[Records from a data source]
○ ○ ○ ○

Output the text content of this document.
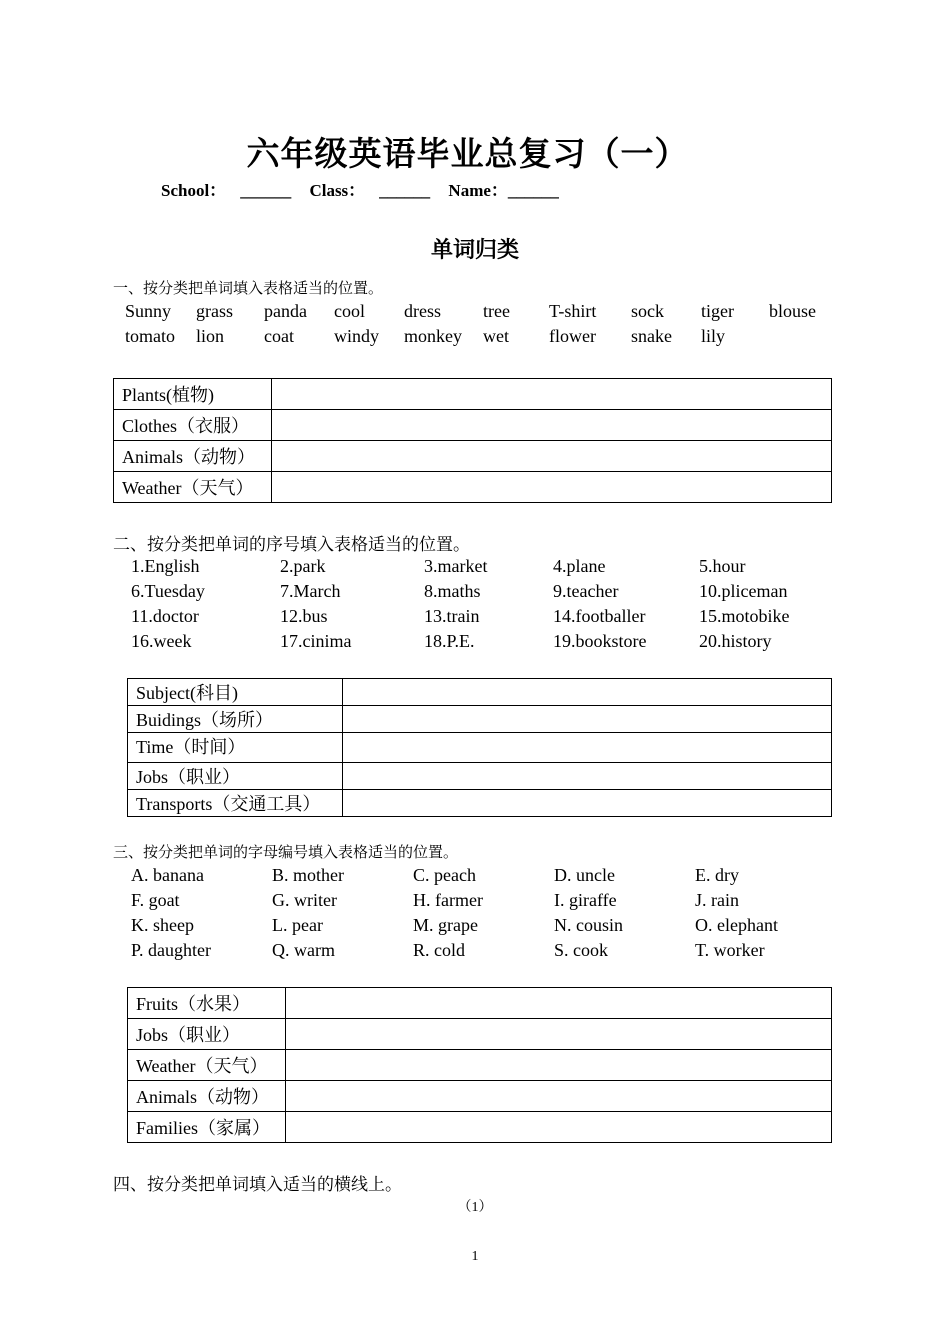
六年级英语毕业总复习（一）
School： ______ Class： ______ Name：______
单词归类
一、按分类把单词填入表格适当的位置。
Sunny grass panda cool dress tree T-shirt sock tiger blouse
tomato lion coat windy monkey wet flower snake lily
Plants(植物)	
Clothes（衣服）	
Animals（动物）	
Weather（天气）	
二、按分类把单词的序号填入表格适当的位置。
1.English	2.park	3.market	4.plane	5.hour
6.Tuesday	7.March	8.maths	9.teacher	10.pliceman
11.doctor	12.bus	13.train	14.footballer	15.motobike
16.week	17.cinima	18.P.E.	19.bookstore	20.history
Subject(科目)	
Buidings（场所）	
Time（时间）	
Jobs（职业）	
Transports（交通工具）	
三、按分类把单词的字母编号填入表格适当的位置。
A. banana	B. mother	C. peach	D. uncle	E. dry
F. goat	G. writer	H. farmer	I. giraffe	J. rain
K. sheep	L. pear	M. grape	N. cousin	O. elephant
P. daughter	Q. warm	R. cold	S. cook	T. worker
Fruits（水果）	
Jobs（职业）	
Weather（天气）	
Animals（动物）	
Families（家属）	
四、按分类把单词填入适当的横线上。
（1）
1
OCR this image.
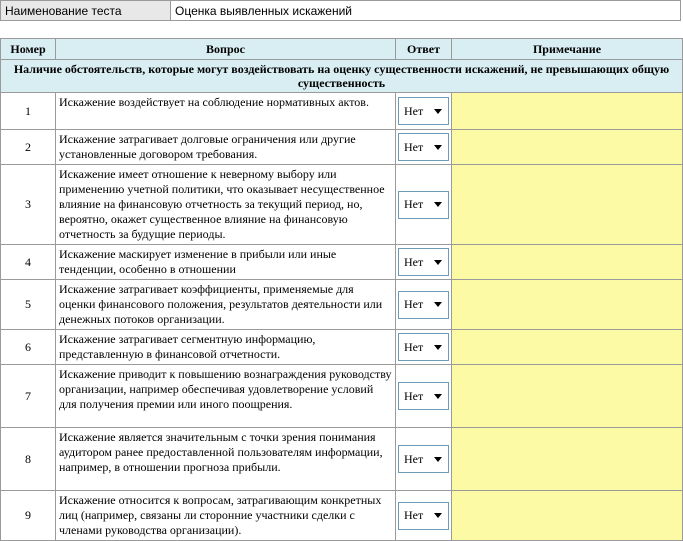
Наименование теста	Оценка выявленных искажений
Номер	Вопрос	Ответ	Примечание
Наличие обстоятельств, которые могут воздействовать на оценку существенности искажений, не превышающих общую существенность			
1	Искажение воздействует на соблюдение нормативных актов.	Нет	

2	Искажение затрагивает долговые ограничения или другие установленные договором требования.	Нет	

3	Искажение имеет отношение к неверному выбору или применению учетной политики, что оказывает несущественное влияние на финансовую отчетность за текущий период, но, вероятно, окажет существенное влияние на финансовую отчетность за будущие периоды.	Нет	

4	Искажение маскирует изменение в прибыли или иные тенденции, особенно в отношении	Нет	

5	Искажение затрагивает коэффициенты, применяемые для оценки финансового положения, результатов деятельности или денежных потоков организации.	Нет	

6	Искажение затрагивает сегментную информацию, представленную в финансовой отчетности.	Нет	

7	Искажение приводит к повышению вознаграждения руководству организации, например обеспечивая удовлетворение условий для получения премии или иного поощрения.	Нет	

8	Искажение является значительным с точки зрения понимания аудитором ранее предоставленной пользователям информации, например, в отношении прогноза прибыли.	Нет	

9	Искажение относится к вопросам, затрагивающим конкретных лиц (например, связаны ли сторонние участники сделки с членами руководства организации).	Нет	
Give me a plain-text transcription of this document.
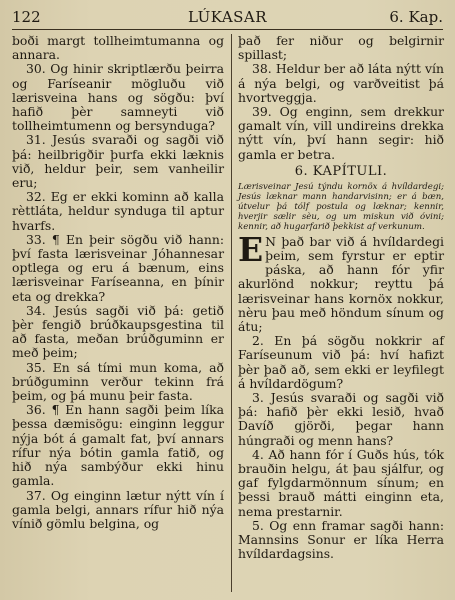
122	LÚKASAR	6. Kap.

boði margt tollheimtumanna og annara.

30. Og hinir skriptlærðu þeirra og Faríseanir mögluðu við lærisveina hans og sögðu: því hafið þèr samneyti við tollheimtumenn og bersyndugа?

31. Jesús svaraði og sagði við þá: heilbrigðir þurfa ekki læknis við, heldur þeir, sem vanheilir eru;

32. Eg er ekki kominn að kalla rèttláta, heldur syndugа til aptur hvarfs.

33. ¶ En þeir sögðu við hann: því fasta lærisveinar Jóhannesar optlega og eru á bænum, eins lærisveinar Faríseanna, en þínir eta og drekka?

34. Jesús sagði við þá: getið þèr fengið brúðkaupsgestina til að fasta, meðan brúðguminn er með þeim;

35. En sá tími mun koma, að brúðguminn verður tekinn frá þeim, og þá munu þeir fasta.

36. ¶ En hann sagði þeim líka þessa dæmisögu: einginn leggur nýja bót á gamalt fat, því annars rífur nýa bótin gamla fatið, og hið nýa sambýður ekki hinu gamla.

37. Og einginn lætur nýtt vín í gamla belgi, annars rífur hið nýa vínið gömlu belgina, og

það fer niður og belgirnir spillast;

38. Heldur ber að láta nýtt vín á nýa belgi, og varðveitist þá hvortveggja.

39. Og enginn, sem drekkur gamalt vín, vill undireins drekka nýtt vín, því hann segir: hið gamla er betra.

6. KAPÍTULI.

Lærisveinar Jesú týndu kornöx á hvíldardegi; Jesús læknar mann handarvisinn; er á bæn, útvelur þá tólf postula og læknar; kennir, hverjir sælir sèu, og um miskun við óvini; kennir, að hugarfarið þekkist af verkunum.

E N það bar við á hvíldardegi þeim, sem fyrstur er eptir páska, að hann fór yfir akurlönd nokkur; reyttu þá lærisveinar hans kornöx nokkur, nèru þau með höndum sínum og átu;

2. En þá sögðu nokkrir af Faríseunum við þá: hví hafizt þèr það að, sem ekki er leyfilegt á hvíldardögum?

3. Jesús svaraði og sagði við þá: hafið þèr ekki lesið, hvað Davíð gjörði, þegar hann húngraði og menn hans?

4. Að hann fór í Guðs hús, tók brauðin helgu, át þau sjálfur, og gaf fylgdarmönnum sínum; en þessi brauð mátti einginn eta, nema prestarnir.

5. Og enn framar sagði hann: Mannsins Sonur er líka Herra hvíldardagsins.
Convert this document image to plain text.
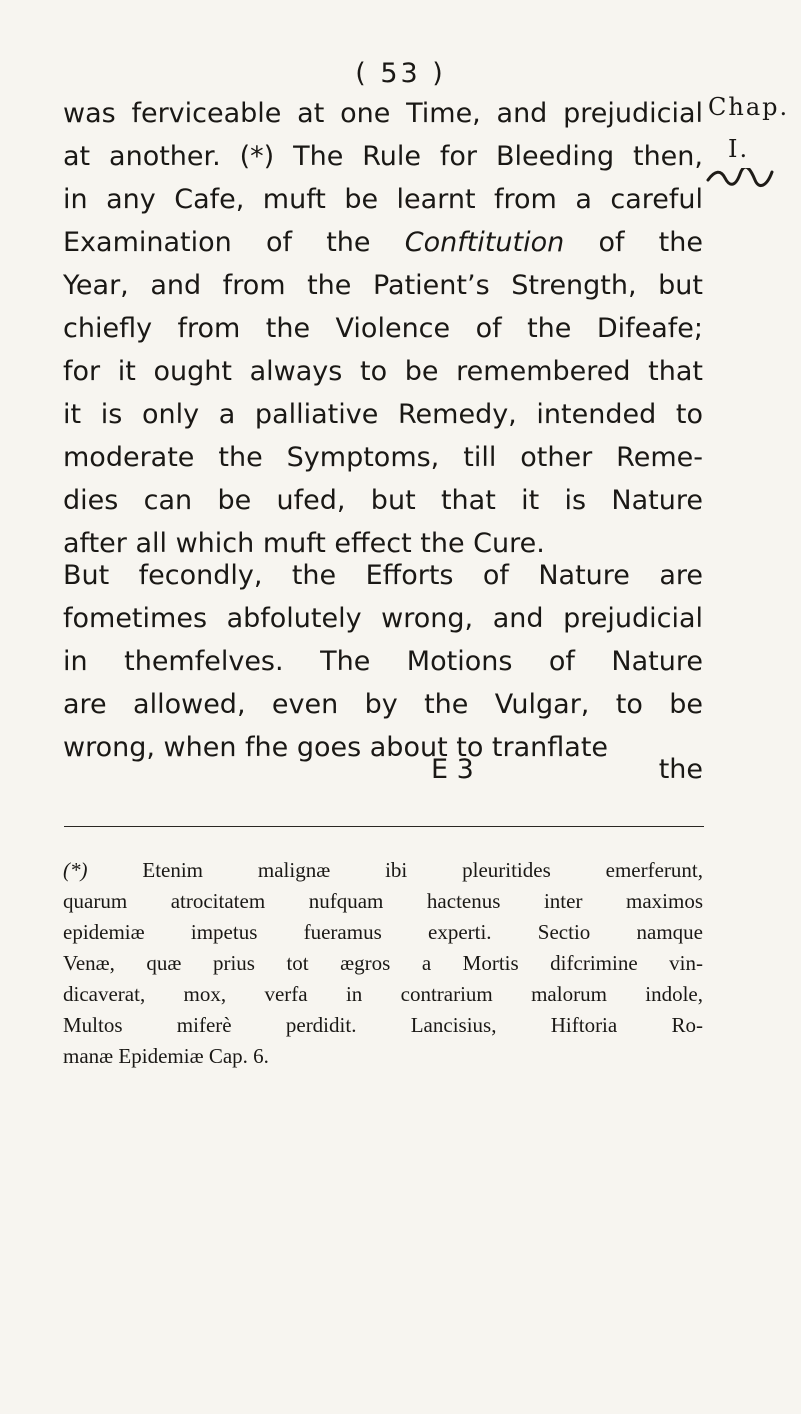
( 53 )
Chap.
I.
was ferviceable at one Time, and prejudicial
at another. (*) The Rule for Bleeding then,
in any Cafe, muft be learnt from a careful
Examination of the Conftitution of the
Year, and from the Patient’s Strength, but
chiefly from the Violence of the Difeafe;
for it ought always to be remembered that
it is only a palliative Remedy, intended to
moderate the Symptoms, till other Reme-
dies can be ufed, but that it is Nature
after all which muft effect the Cure.
But fecondly, the Efforts of Nature are
fometimes abfolutely wrong, and prejudicial
in themfelves. The Motions of Nature
are allowed, even by the Vulgar, to be
wrong, when fhe goes about to tranflate
E 3	the
(*) Etenim malignæ ibi pleuritides emerferunt,
quarum atrocitatem nufquam hactenus inter maximos
epidemiæ impetus fueramus experti. Sectio namque
Venæ, quæ prius tot ægros a Mortis difcrimine vin-
dicaverat, mox, verfa in contrarium malorum indole,
Multos miferè perdidit. Lancisius, Hiftoria Ro-
manæ Epidemiæ Cap. 6.
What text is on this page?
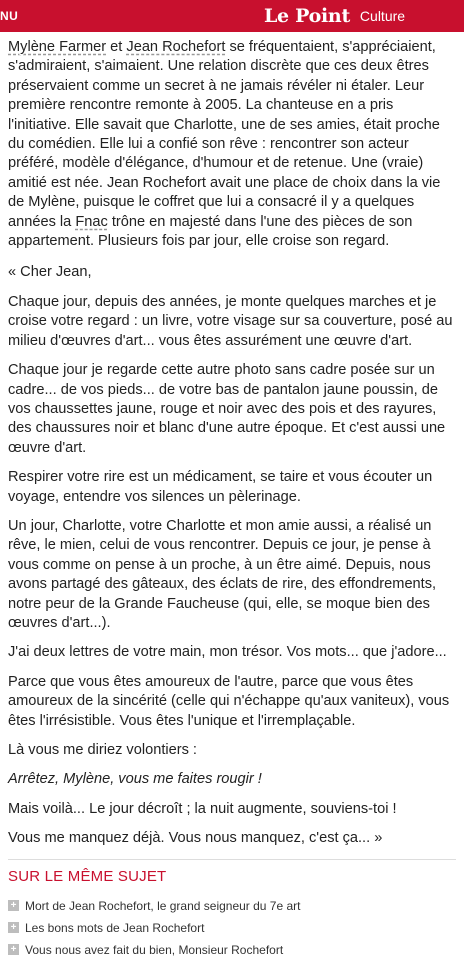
NU	Le Point Culture

Mylène Farmer et Jean Rochefort se fréquentaient, s'appréciaient, s'admiraient, s'aimaient. Une relation discrète que ces deux êtres préservaient comme un secret à ne jamais révéler ni étaler. Leur première rencontre remonte à 2005. La chanteuse en a pris l'initiative. Elle savait que Charlotte, une de ses amies, était proche du comédien. Elle lui a confié son rêve : rencontrer son acteur préféré, modèle d'élégance, d'humour et de retenue. Une (vraie) amitié est née. Jean Rochefort avait une place de choix dans la vie de Mylène, puisque le coffret que lui a consacré il y a quelques années la Fnac trône en majesté dans l'une des pièces de son appartement. Plusieurs fois par jour, elle croise son regard.

« Cher Jean,

Chaque jour, depuis des années, je monte quelques marches et je croise votre regard : un livre, votre visage sur sa couverture, posé au milieu d'œuvres d'art... vous êtes assurément une œuvre d'art.

Chaque jour je regarde cette autre photo sans cadre posée sur un cadre... de vos pieds... de votre bas de pantalon jaune poussin, de vos chaussettes jaune, rouge et noir avec des pois et des rayures, des chaussures noir et blanc d'une autre époque. Et c'est aussi une œuvre d'art.

Respirer votre rire est un médicament, se taire et vous écouter un voyage, entendre vos silences un pèlerinage.

Un jour, Charlotte, votre Charlotte et mon amie aussi, a réalisé un rêve, le mien, celui de vous rencontrer. Depuis ce jour, je pense à vous comme on pense à un proche, à un être aimé. Depuis, nous avons partagé des gâteaux, des éclats de rire, des effondrements, notre peur de la Grande Faucheuse (qui, elle, se moque bien des œuvres d'art...).

J'ai deux lettres de votre main, mon trésor. Vos mots... que j'adore...

Parce que vous êtes amoureux de l'autre, parce que vous êtes amoureux de la sincérité (celle qui n'échappe qu'aux vaniteux), vous êtes l'irrésistible. Vous êtes l'unique et l'irremplaçable.

Là vous me diriez volontiers :

Arrêtez, Mylène, vous me faites rougir !

Mais voilà... Le jour décroît ; la nuit augmente, souviens-toi !

Vous me manquez déjà. Vous nous manquez, c'est ça... »

SUR LE MÊME SUJET
+ Mort de Jean Rochefort, le grand seigneur du 7e art
+ Les bons mots de Jean Rochefort
+ Vous nous avez fait du bien, Monsieur Rochefort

○ ○ ○ ○

_WRITTEN TASK:_
Where a line holds the string "gamalt", copy that line.

_REPLY:_
36. ¶ En hann sagði þeim líka þessa dæmisögu: einginn leggur nýja bót á gamalt fat, því annars rífur nýa bótin gamla fatið, og hið nýa sambýður ekki hinu gamla.
39. Og enginn, sem drekkur gamalt vín, vill undireins drekka nýtt vín, því hann segir: hið gamla er betra.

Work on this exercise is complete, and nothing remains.